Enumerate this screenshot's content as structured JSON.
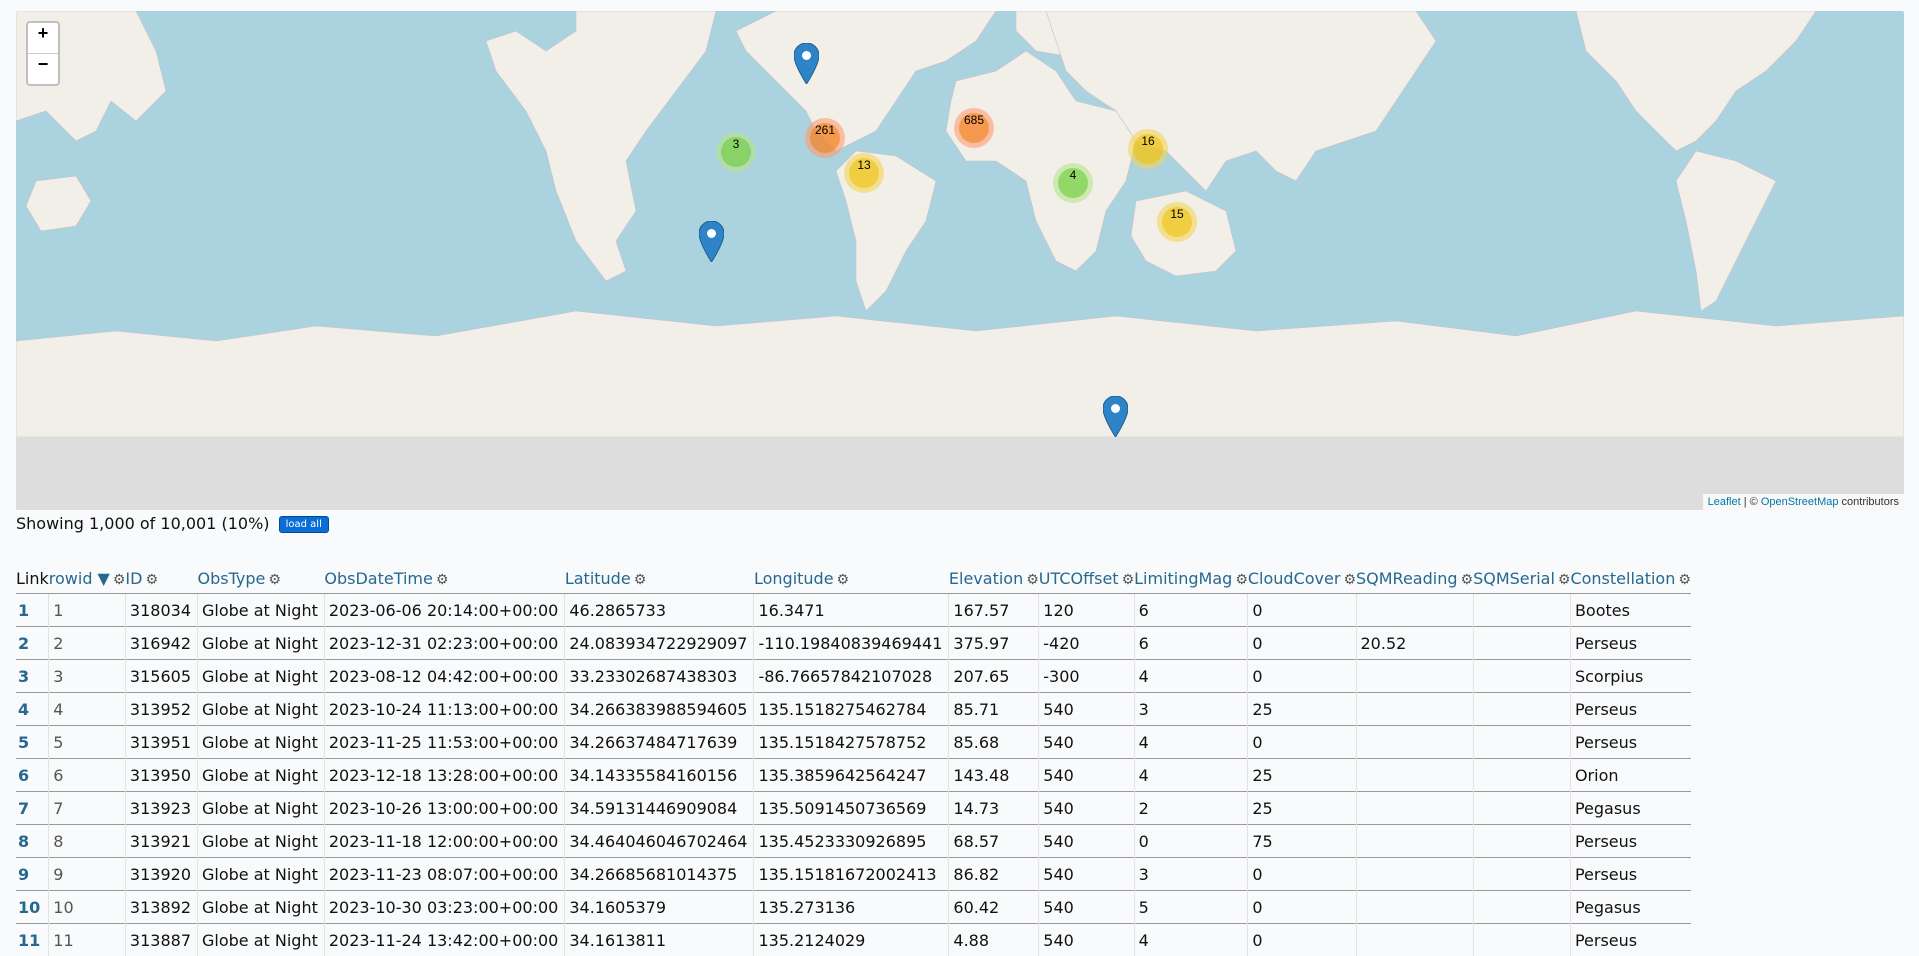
{
  "map": {
    "zoom_in": "+",
    "zoom_out": "−",
    "clusters": [
      {
        "count": "3",
        "color": "green"
      },
      {
        "count": "261",
        "color": "orange"
      },
      {
        "count": "13",
        "color": "yellow"
      },
      {
        "count": "685",
        "color": "orange"
      },
      {
        "count": "4",
        "color": "green"
      },
      {
        "count": "16",
        "color": "yellow"
      },
      {
        "count": "15",
        "color": "yellow"
      }
    ],
    "markers": [
      "map-marker-icon",
      "map-marker-icon",
      "map-marker-icon"
    ],
    "attribution": {
      "leaflet": "Leaflet",
      "separator": " | © ",
      "osm": "OpenStreetMap",
      "suffix": " contributors"
    }
  },
  "status": {
    "text": "Showing 1,000 of 10,001 (10%)",
    "load_all": "load all"
  },
  "table": {
    "columns": [
      "Link",
      "rowid ▼",
      "ID",
      "ObsType",
      "ObsDateTime",
      "Latitude",
      "Longitude",
      "Elevation",
      "UTCOffset",
      "LimitingMag",
      "CloudCover",
      "SQMReading",
      "SQMSerial",
      "Constellation"
    ],
    "rows": [
      [
        "1",
        "1",
        "318034",
        "Globe at Night",
        "2023-06-06 20:14:00+00:00",
        "46.2865733",
        "16.3471",
        "167.57",
        "120",
        "6",
        "0",
        "",
        "",
        "Bootes"
      ],
      [
        "2",
        "2",
        "316942",
        "Globe at Night",
        "2023-12-31 02:23:00+00:00",
        "24.083934722929097",
        "-110.19840839469441",
        "375.97",
        "-420",
        "6",
        "0",
        "20.52",
        "",
        "Perseus"
      ],
      [
        "3",
        "3",
        "315605",
        "Globe at Night",
        "2023-08-12 04:42:00+00:00",
        "33.23302687438303",
        "-86.76657842107028",
        "207.65",
        "-300",
        "4",
        "0",
        "",
        "",
        "Scorpius"
      ],
      [
        "4",
        "4",
        "313952",
        "Globe at Night",
        "2023-10-24 11:13:00+00:00",
        "34.266383988594605",
        "135.1518275462784",
        "85.71",
        "540",
        "3",
        "25",
        "",
        "",
        "Perseus"
      ],
      [
        "5",
        "5",
        "313951",
        "Globe at Night",
        "2023-11-25 11:53:00+00:00",
        "34.26637484717639",
        "135.1518427578752",
        "85.68",
        "540",
        "4",
        "0",
        "",
        "",
        "Perseus"
      ],
      [
        "6",
        "6",
        "313950",
        "Globe at Night",
        "2023-12-18 13:28:00+00:00",
        "34.14335584160156",
        "135.3859642564247",
        "143.48",
        "540",
        "4",
        "25",
        "",
        "",
        "Orion"
      ],
      [
        "7",
        "7",
        "313923",
        "Globe at Night",
        "2023-10-26 13:00:00+00:00",
        "34.59131446909084",
        "135.5091450736569",
        "14.73",
        "540",
        "2",
        "25",
        "",
        "",
        "Pegasus"
      ],
      [
        "8",
        "8",
        "313921",
        "Globe at Night",
        "2023-11-18 12:00:00+00:00",
        "34.464046046702464",
        "135.4523330926895",
        "68.57",
        "540",
        "0",
        "75",
        "",
        "",
        "Perseus"
      ],
      [
        "9",
        "9",
        "313920",
        "Globe at Night",
        "2023-11-23 08:07:00+00:00",
        "34.26685681014375",
        "135.15181672002413",
        "86.82",
        "540",
        "3",
        "0",
        "",
        "",
        "Perseus"
      ],
      [
        "10",
        "10",
        "313892",
        "Globe at Night",
        "2023-10-30 03:23:00+00:00",
        "34.1605379",
        "135.273136",
        "60.42",
        "540",
        "5",
        "0",
        "",
        "",
        "Pegasus"
      ],
      [
        "11",
        "11",
        "313887",
        "Globe at Night",
        "2023-11-24 13:42:00+00:00",
        "34.1613811",
        "135.2124029",
        "4.88",
        "540",
        "4",
        "0",
        "",
        "",
        "Perseus"
      ]
    ]
  }
}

•••••

▶ **Goal**
Omit the pictures and restate the rest of the records verbatim.

▶ **Response to this task**
Enumerate this screenshot's content as structured JSON.
{
  "map": {
    "zoom_in": "+",
    "zoom_out": "−",
    "clusters": [
      {
        "count": "3",
        "color": "green"
      },
      {
        "count": "261",
        "color": "orange"
      },
      {
        "count": "13",
        "color": "yellow"
      },
      {
        "count": "685",
        "color": "orange"
      },
      {
        "count": "4",
        "color": "green"
      },
      {
        "count": "16",
        "color": "yellow"
      },
      {
        "count": "15",
        "color": "yellow"
      }
    ],
    "markers": [
      "map-marker-icon",
      "map-marker-icon",
      "map-marker-icon"
    ],
    "attribution": {
      "leaflet": "Leaflet",
      "separator": " | © ",
      "osm": "OpenStreetMap",
      "suffix": " contributors"
    }
  },
  "status": {
    "text": "Showing 1,000 of 10,001 (10%)",
    "load_all": "load all"
  },
  "table": {
    "columns": [
      "Link",
      "rowid ▼",
      "ID",
      "ObsType",
      "ObsDateTime",
      "Latitude",
      "Longitude",
      "Elevation",
      "UTCOffset",
      "LimitingMag",
      "CloudCover",
      "SQMReading",
      "SQMSerial",
      "Constellation"
    ],
    "rows": [
      [
        "1",
        "1",
        "318034",
        "Globe at Night",
        "2023-06-06 20:14:00+00:00",
        "46.2865733",
        "16.3471",
        "167.57",
        "120",
        "6",
        "0",
        "",
        "",
        "Bootes"
      ],
      [
        "2",
        "2",
        "316942",
        "Globe at Night",
        "2023-12-31 02:23:00+00:00",
        "24.083934722929097",
        "-110.19840839469441",
        "375.97",
        "-420",
        "6",
        "0",
        "20.52",
        "",
        "Perseus"
      ],
      [
        "3",
        "3",
        "315605",
        "Globe at Night",
        "2023-08-12 04:42:00+00:00",
        "33.23302687438303",
        "-86.76657842107028",
        "207.65",
        "-300",
        "4",
        "0",
        "",
        "",
        "Scorpius"
      ],
      [
        "4",
        "4",
        "313952",
        "Globe at Night",
        "2023-10-24 11:13:00+00:00",
        "34.266383988594605",
        "135.1518275462784",
        "85.71",
        "540",
        "3",
        "25",
        "",
        "",
        "Perseus"
      ],
      [
        "5",
        "5",
        "313951",
        "Globe at Night",
        "2023-11-25 11:53:00+00:00",
        "34.26637484717639",
        "135.1518427578752",
        "85.68",
        "540",
        "4",
        "0",
        "",
        "",
        "Perseus"
      ],
      [
        "6",
        "6",
        "313950",
        "Globe at Night",
        "2023-12-18 13:28:00+00:00",
        "34.14335584160156",
        "135.3859642564247",
        "143.48",
        "540",
        "4",
        "25",
        "",
        "",
        "Orion"
      ],
      [
        "7",
        "7",
        "313923",
        "Globe at Night",
        "2023-10-26 13:00:00+00:00",
        "34.59131446909084",
        "135.5091450736569",
        "14.73",
        "540",
        "2",
        "25",
        "",
        "",
        "Pegasus"
      ],
      [
        "8",
        "8",
        "313921",
        "Globe at Night",
        "2023-11-18 12:00:00+00:00",
        "34.464046046702464",
        "135.4523330926895",
        "68.57",
        "540",
        "0",
        "75",
        "",
        "",
        "Perseus"
      ],
      [
        "9",
        "9",
        "313920",
        "Globe at Night",
        "2023-11-23 08:07:00+00:00",
        "34.26685681014375",
        "135.15181672002413",
        "86.82",
        "540",
        "3",
        "0",
        "",
        "",
        "Perseus"
      ],
      [
        "10",
        "10",
        "313892",
        "Globe at Night",
        "2023-10-30 03:23:00+00:00",
        "34.1605379",
        "135.273136",
        "60.42",
        "540",
        "5",
        "0",
        "",
        "",
        "Pegasus"
      ],
      [
        "11",
        "11",
        "313887",
        "Globe at Night",
        "2023-11-24 13:42:00+00:00",
        "34.1613811",
        "135.2124029",
        "4.88",
        "540",
        "4",
        "0",
        "",
        "",
        "Perseus"
      ]
    ]
  }
}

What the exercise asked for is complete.